● **What is expected**
In the listing below, find every line containing "research" and copy it out.

● **Data excerpts**
########

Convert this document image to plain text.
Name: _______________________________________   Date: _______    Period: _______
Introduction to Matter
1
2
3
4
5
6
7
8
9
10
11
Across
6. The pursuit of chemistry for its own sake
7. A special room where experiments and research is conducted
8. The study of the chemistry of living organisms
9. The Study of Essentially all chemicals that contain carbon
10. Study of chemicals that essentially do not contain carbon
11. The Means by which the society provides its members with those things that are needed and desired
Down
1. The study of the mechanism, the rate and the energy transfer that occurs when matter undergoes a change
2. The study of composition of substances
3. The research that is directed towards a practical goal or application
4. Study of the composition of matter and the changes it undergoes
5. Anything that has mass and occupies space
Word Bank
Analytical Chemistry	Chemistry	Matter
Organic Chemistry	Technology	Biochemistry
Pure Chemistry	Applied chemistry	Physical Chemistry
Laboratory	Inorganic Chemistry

########

● **Exercise answer**
7. A special room where experiments and research is conducted
3. The research that is directed towards a practical goal or application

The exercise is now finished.